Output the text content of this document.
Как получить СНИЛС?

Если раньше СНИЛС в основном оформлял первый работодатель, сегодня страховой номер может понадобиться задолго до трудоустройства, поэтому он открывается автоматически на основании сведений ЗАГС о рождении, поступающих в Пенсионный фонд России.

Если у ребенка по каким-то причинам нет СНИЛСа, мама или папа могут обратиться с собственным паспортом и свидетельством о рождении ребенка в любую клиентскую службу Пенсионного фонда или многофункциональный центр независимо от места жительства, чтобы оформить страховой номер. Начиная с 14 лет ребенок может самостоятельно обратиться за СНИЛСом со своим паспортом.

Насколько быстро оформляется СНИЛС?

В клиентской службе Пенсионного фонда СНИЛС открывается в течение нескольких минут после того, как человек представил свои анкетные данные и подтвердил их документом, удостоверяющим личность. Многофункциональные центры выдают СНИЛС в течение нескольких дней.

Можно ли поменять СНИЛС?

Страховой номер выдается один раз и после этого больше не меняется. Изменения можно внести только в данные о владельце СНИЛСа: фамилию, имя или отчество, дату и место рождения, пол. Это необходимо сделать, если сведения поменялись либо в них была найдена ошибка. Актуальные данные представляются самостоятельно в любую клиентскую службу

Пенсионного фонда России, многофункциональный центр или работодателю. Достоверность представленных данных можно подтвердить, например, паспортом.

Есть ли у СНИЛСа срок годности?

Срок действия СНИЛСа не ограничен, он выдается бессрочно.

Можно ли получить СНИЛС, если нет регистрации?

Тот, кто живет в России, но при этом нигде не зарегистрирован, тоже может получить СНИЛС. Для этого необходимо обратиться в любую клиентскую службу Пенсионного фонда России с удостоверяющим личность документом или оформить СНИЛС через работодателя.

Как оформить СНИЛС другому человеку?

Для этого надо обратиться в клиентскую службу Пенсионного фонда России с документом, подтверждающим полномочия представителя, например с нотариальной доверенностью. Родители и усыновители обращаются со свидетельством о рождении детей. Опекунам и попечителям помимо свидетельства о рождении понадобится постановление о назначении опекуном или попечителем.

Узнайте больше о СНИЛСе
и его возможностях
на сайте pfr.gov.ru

---------------

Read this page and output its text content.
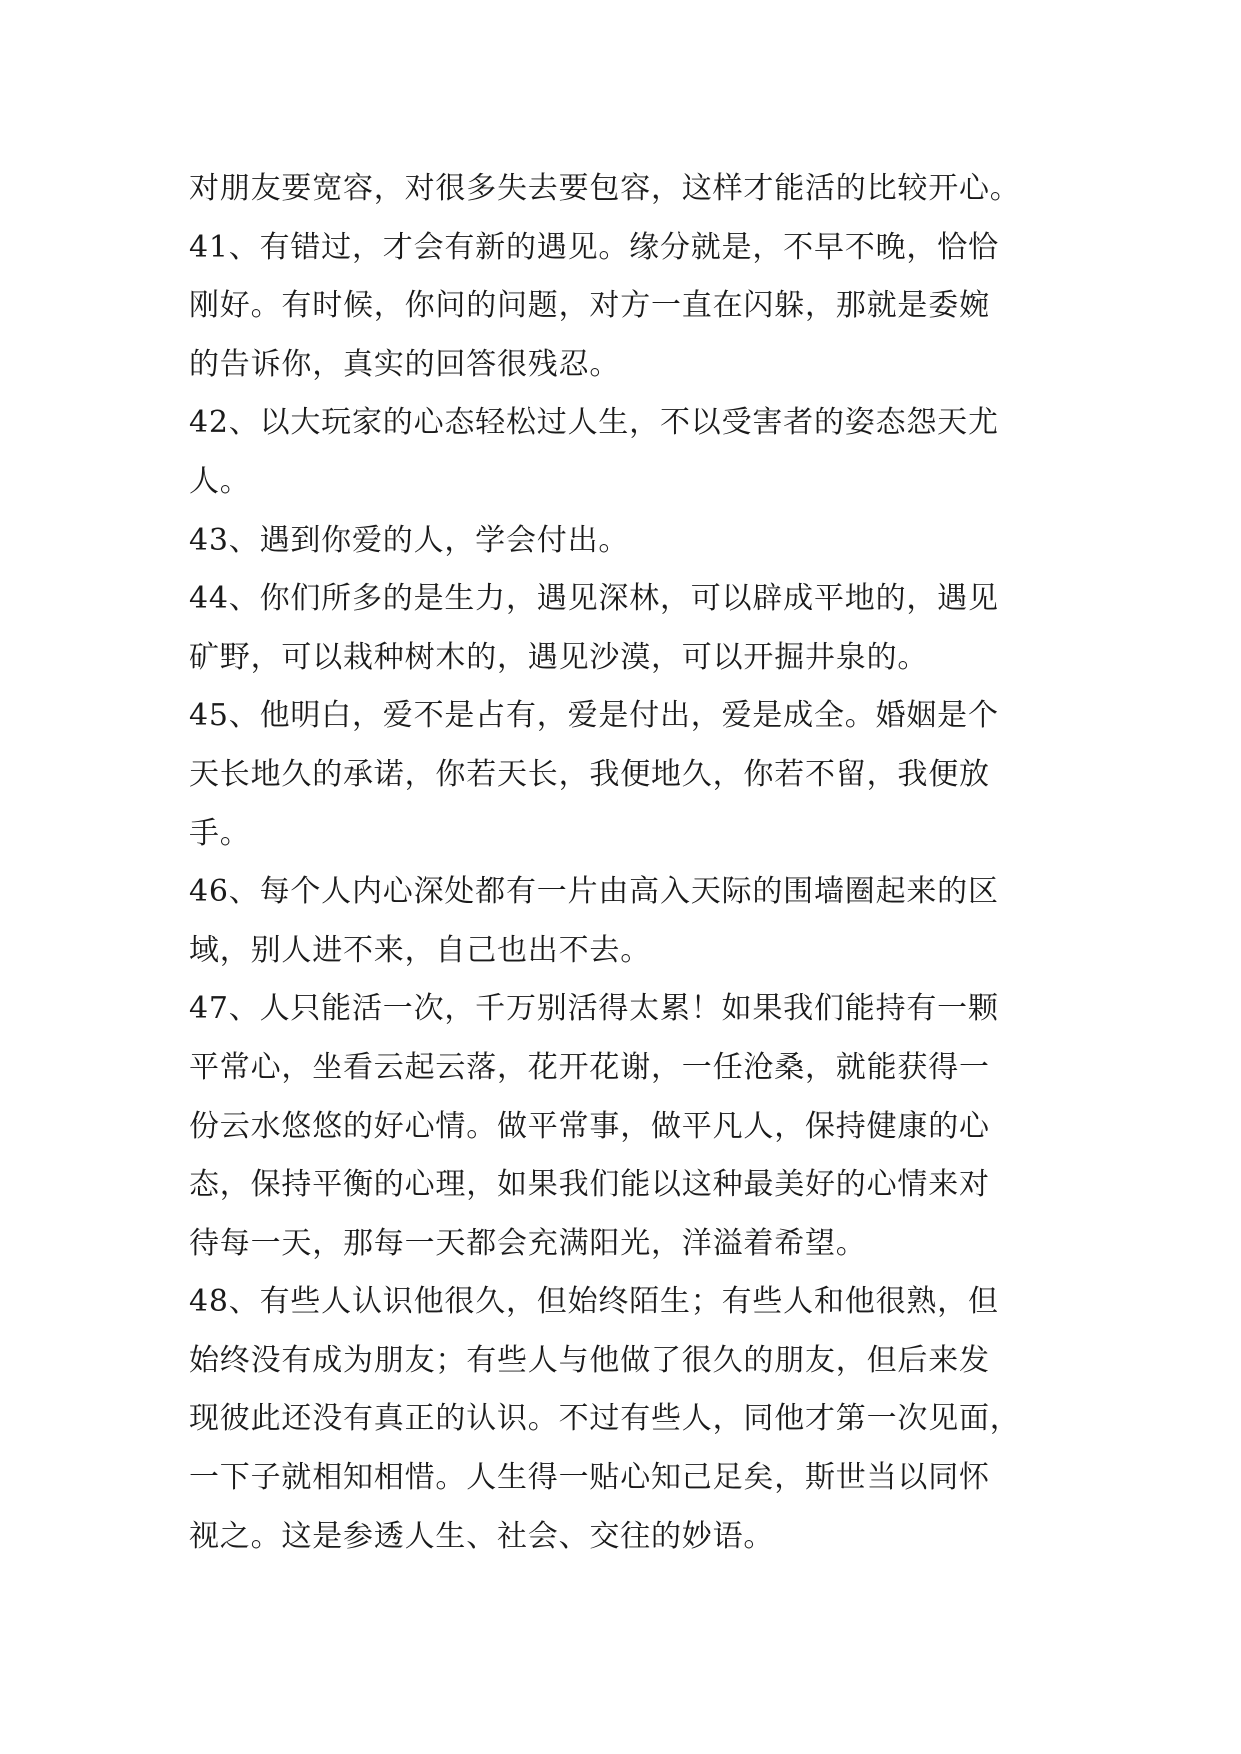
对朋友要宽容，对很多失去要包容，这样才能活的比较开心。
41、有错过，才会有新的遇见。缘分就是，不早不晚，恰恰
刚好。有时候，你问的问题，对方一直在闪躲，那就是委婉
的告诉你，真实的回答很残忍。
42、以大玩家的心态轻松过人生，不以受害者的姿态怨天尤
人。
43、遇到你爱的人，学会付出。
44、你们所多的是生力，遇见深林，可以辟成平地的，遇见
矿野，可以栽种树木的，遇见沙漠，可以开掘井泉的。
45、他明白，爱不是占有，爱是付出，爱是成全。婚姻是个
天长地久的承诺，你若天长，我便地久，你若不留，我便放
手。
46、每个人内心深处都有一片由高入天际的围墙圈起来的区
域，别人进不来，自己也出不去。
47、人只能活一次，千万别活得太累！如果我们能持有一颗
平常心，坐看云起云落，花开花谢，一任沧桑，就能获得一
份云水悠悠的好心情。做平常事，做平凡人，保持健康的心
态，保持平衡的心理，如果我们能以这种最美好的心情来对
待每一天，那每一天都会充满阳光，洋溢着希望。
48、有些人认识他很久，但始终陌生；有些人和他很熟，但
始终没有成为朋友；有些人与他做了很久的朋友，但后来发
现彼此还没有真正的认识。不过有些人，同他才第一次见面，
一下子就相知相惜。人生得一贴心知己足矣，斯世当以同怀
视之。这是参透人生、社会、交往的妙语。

---------------

Set task:
Filter the listing above by the word "личность"; copy each line that passes.

Full solution:
В клиентской службе Пенсионного фонда СНИЛС открывается в течение нескольких минут после того, как человек представил свои анкетные данные и подтвердил их документом, удостоверяющим личность. Многофункциональные центры выдают СНИЛС в течение нескольких дней.
Тот, кто живет в России, но при этом нигде не зарегистрирован, тоже может получить СНИЛС. Для этого необходимо обратиться в любую клиентскую службу Пенсионного фонда России с удостоверяющим личность документом или оформить СНИЛС через работодателя.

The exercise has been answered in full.